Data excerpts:
▬▬▬▬▬▬▬▬▬▬
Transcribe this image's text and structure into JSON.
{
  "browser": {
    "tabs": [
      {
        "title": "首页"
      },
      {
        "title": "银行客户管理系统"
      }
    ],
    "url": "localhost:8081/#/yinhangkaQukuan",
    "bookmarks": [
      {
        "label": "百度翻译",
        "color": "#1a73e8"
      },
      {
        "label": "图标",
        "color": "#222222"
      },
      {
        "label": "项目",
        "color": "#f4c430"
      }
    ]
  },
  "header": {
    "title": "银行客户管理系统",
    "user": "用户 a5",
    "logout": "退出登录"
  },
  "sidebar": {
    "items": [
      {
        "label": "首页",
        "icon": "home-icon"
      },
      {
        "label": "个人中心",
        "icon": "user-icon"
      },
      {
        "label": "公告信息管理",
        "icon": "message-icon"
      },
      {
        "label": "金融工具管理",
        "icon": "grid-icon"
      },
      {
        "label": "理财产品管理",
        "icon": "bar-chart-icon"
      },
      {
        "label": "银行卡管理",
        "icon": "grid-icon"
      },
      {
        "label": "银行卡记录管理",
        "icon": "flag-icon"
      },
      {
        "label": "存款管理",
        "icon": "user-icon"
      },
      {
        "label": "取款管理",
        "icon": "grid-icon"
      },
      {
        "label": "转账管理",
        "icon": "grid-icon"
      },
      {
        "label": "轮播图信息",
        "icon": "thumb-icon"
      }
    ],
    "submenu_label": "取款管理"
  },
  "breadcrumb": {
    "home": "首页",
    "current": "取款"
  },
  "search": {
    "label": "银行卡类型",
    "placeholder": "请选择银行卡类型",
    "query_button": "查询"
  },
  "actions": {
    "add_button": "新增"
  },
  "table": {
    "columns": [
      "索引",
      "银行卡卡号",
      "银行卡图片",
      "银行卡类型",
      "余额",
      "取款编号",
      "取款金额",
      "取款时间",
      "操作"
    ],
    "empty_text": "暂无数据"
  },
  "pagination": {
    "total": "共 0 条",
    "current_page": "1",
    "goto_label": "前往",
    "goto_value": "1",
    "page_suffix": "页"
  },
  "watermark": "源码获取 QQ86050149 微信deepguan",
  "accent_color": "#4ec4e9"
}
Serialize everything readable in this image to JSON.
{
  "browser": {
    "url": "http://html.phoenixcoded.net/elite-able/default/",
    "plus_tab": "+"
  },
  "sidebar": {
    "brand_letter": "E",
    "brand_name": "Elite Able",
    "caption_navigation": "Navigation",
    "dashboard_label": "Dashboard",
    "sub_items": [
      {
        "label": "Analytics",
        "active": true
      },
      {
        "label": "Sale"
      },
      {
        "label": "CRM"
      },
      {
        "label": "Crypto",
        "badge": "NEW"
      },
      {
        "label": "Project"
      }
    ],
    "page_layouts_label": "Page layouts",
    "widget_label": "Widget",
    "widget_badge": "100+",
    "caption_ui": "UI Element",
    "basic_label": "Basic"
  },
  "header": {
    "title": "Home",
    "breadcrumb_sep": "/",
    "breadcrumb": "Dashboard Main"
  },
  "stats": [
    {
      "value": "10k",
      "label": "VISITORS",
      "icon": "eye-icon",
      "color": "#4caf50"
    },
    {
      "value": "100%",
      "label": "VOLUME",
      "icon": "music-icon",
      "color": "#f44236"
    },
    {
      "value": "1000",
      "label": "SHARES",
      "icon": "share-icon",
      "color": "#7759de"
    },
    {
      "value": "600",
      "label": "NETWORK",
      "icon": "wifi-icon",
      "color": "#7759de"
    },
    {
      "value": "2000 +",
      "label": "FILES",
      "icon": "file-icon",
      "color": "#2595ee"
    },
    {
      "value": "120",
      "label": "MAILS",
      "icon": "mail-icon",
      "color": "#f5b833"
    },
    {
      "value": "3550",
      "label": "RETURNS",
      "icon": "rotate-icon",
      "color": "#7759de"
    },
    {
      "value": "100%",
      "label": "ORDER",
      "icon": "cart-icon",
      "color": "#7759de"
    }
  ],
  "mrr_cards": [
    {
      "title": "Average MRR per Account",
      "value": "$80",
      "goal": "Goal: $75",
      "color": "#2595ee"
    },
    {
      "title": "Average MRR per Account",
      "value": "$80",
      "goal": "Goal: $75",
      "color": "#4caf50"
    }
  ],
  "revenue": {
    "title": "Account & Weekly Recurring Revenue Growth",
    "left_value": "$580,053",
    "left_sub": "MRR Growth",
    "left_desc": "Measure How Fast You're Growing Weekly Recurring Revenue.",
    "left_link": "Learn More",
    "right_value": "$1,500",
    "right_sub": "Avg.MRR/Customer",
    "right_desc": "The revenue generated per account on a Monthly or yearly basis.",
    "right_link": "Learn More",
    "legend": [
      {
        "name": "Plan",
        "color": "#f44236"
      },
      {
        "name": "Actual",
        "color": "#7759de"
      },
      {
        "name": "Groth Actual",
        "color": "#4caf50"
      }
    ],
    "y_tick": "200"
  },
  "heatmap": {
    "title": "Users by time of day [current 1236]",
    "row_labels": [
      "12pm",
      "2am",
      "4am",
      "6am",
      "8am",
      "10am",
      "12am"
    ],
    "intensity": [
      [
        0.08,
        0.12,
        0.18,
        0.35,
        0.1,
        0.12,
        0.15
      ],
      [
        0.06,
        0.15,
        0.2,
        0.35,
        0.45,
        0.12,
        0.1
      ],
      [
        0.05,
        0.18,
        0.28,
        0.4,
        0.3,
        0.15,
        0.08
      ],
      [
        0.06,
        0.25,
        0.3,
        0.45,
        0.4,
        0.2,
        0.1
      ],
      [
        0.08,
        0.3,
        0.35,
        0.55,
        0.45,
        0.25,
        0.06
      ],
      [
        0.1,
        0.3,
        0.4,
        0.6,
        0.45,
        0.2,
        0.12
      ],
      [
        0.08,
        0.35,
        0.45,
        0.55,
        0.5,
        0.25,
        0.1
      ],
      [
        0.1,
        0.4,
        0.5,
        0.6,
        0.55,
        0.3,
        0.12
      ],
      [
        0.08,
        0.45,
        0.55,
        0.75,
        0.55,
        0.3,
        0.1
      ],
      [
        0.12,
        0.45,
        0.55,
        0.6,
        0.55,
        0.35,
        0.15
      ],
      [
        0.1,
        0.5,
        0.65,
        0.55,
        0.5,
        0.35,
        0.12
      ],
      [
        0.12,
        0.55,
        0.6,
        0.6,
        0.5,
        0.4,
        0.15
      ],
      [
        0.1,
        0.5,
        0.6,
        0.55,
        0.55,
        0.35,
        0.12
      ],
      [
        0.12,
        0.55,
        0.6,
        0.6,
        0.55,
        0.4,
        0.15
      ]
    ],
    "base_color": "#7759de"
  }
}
▬▬▬▬▬▬▬▬▬▬
_Given request_.
Please restate the data word for word, every record included.

_Final result_.
Transcribe this image's text and structure into JSON.
{
  "browser": {
    "tabs": [
      {
        "title": "首页"
      },
      {
        "title": "银行客户管理系统"
      }
    ],
    "url": "localhost:8081/#/yinhangkaQukuan",
    "bookmarks": [
      {
        "label": "百度翻译",
        "color": "#1a73e8"
      },
      {
        "label": "图标",
        "color": "#222222"
      },
      {
        "label": "项目",
        "color": "#f4c430"
      }
    ]
  },
  "header": {
    "title": "银行客户管理系统",
    "user": "用户 a5",
    "logout": "退出登录"
  },
  "sidebar": {
    "items": [
      {
        "label": "首页",
        "icon": "home-icon"
      },
      {
        "label": "个人中心",
        "icon": "user-icon"
      },
      {
        "label": "公告信息管理",
        "icon": "message-icon"
      },
      {
        "label": "金融工具管理",
        "icon": "grid-icon"
      },
      {
        "label": "理财产品管理",
        "icon": "bar-chart-icon"
      },
      {
        "label": "银行卡管理",
        "icon": "grid-icon"
      },
      {
        "label": "银行卡记录管理",
        "icon": "flag-icon"
      },
      {
        "label": "存款管理",
        "icon": "user-icon"
      },
      {
        "label": "取款管理",
        "icon": "grid-icon"
      },
      {
        "label": "转账管理",
        "icon": "grid-icon"
      },
      {
        "label": "轮播图信息",
        "icon": "thumb-icon"
      }
    ],
    "submenu_label": "取款管理"
  },
  "breadcrumb": {
    "home": "首页",
    "current": "取款"
  },
  "search": {
    "label": "银行卡类型",
    "placeholder": "请选择银行卡类型",
    "query_button": "查询"
  },
  "actions": {
    "add_button": "新增"
  },
  "table": {
    "columns": [
      "索引",
      "银行卡卡号",
      "银行卡图片",
      "银行卡类型",
      "余额",
      "取款编号",
      "取款金额",
      "取款时间",
      "操作"
    ],
    "empty_text": "暂无数据"
  },
  "pagination": {
    "total": "共 0 条",
    "current_page": "1",
    "goto_label": "前往",
    "goto_value": "1",
    "page_suffix": "页"
  },
  "watermark": "源码获取 QQ86050149 微信deepguan",
  "accent_color": "#4ec4e9"
}
Serialize everything readable in this image to JSON.
{
  "browser": {
    "url": "http://html.phoenixcoded.net/elite-able/default/",
    "plus_tab": "+"
  },
  "sidebar": {
    "brand_letter": "E",
    "brand_name": "Elite Able",
    "caption_navigation": "Navigation",
    "dashboard_label": "Dashboard",
    "sub_items": [
      {
        "label": "Analytics",
        "active": true
      },
      {
        "label": "Sale"
      },
      {
        "label": "CRM"
      },
      {
        "label": "Crypto",
        "badge": "NEW"
      },
      {
        "label": "Project"
      }
    ],
    "page_layouts_label": "Page layouts",
    "widget_label": "Widget",
    "widget_badge": "100+",
    "caption_ui": "UI Element",
    "basic_label": "Basic"
  },
  "header": {
    "title": "Home",
    "breadcrumb_sep": "/",
    "breadcrumb": "Dashboard Main"
  },
  "stats": [
    {
      "value": "10k",
      "label": "VISITORS",
      "icon": "eye-icon",
      "color": "#4caf50"
    },
    {
      "value": "100%",
      "label": "VOLUME",
      "icon": "music-icon",
      "color": "#f44236"
    },
    {
      "value": "1000",
      "label": "SHARES",
      "icon": "share-icon",
      "color": "#7759de"
    },
    {
      "value": "600",
      "label": "NETWORK",
      "icon": "wifi-icon",
      "color": "#7759de"
    },
    {
      "value": "2000 +",
      "label": "FILES",
      "icon": "file-icon",
      "color": "#2595ee"
    },
    {
      "value": "120",
      "label": "MAILS",
      "icon": "mail-icon",
      "color": "#f5b833"
    },
    {
      "value": "3550",
      "label": "RETURNS",
      "icon": "rotate-icon",
      "color": "#7759de"
    },
    {
      "value": "100%",
      "label": "ORDER",
      "icon": "cart-icon",
      "color": "#7759de"
    }
  ],
  "mrr_cards": [
    {
      "title": "Average MRR per Account",
      "value": "$80",
      "goal": "Goal: $75",
      "color": "#2595ee"
    },
    {
      "title": "Average MRR per Account",
      "value": "$80",
      "goal": "Goal: $75",
      "color": "#4caf50"
    }
  ],
  "revenue": {
    "title": "Account & Weekly Recurring Revenue Growth",
    "left_value": "$580,053",
    "left_sub": "MRR Growth",
    "left_desc": "Measure How Fast You're Growing Weekly Recurring Revenue.",
    "left_link": "Learn More",
    "right_value": "$1,500",
    "right_sub": "Avg.MRR/Customer",
    "right_desc": "The revenue generated per account on a Monthly or yearly basis.",
    "right_link": "Learn More",
    "legend": [
      {
        "name": "Plan",
        "color": "#f44236"
      },
      {
        "name": "Actual",
        "color": "#7759de"
      },
      {
        "name": "Groth Actual",
        "color": "#4caf50"
      }
    ],
    "y_tick": "200"
  },
  "heatmap": {
    "title": "Users by time of day [current 1236]",
    "row_labels": [
      "12pm",
      "2am",
      "4am",
      "6am",
      "8am",
      "10am",
      "12am"
    ],
    "intensity": [
      [
        0.08,
        0.12,
        0.18,
        0.35,
        0.1,
        0.12,
        0.15
      ],
      [
        0.06,
        0.15,
        0.2,
        0.35,
        0.45,
        0.12,
        0.1
      ],
      [
        0.05,
        0.18,
        0.28,
        0.4,
        0.3,
        0.15,
        0.08
      ],
      [
        0.06,
        0.25,
        0.3,
        0.45,
        0.4,
        0.2,
        0.1
      ],
      [
        0.08,
        0.3,
        0.35,
        0.55,
        0.45,
        0.25,
        0.06
      ],
      [
        0.1,
        0.3,
        0.4,
        0.6,
        0.45,
        0.2,
        0.12
      ],
      [
        0.08,
        0.35,
        0.45,
        0.55,
        0.5,
        0.25,
        0.1
      ],
      [
        0.1,
        0.4,
        0.5,
        0.6,
        0.55,
        0.3,
        0.12
      ],
      [
        0.08,
        0.45,
        0.55,
        0.75,
        0.55,
        0.3,
        0.1
      ],
      [
        0.12,
        0.45,
        0.55,
        0.6,
        0.55,
        0.35,
        0.15
      ],
      [
        0.1,
        0.5,
        0.65,
        0.55,
        0.5,
        0.35,
        0.12
      ],
      [
        0.12,
        0.55,
        0.6,
        0.6,
        0.5,
        0.4,
        0.15
      ],
      [
        0.1,
        0.5,
        0.6,
        0.55,
        0.55,
        0.35,
        0.12
      ],
      [
        0.12,
        0.55,
        0.6,
        0.6,
        0.55,
        0.4,
        0.15
      ]
    ],
    "base_color": "#7759de"
  }
}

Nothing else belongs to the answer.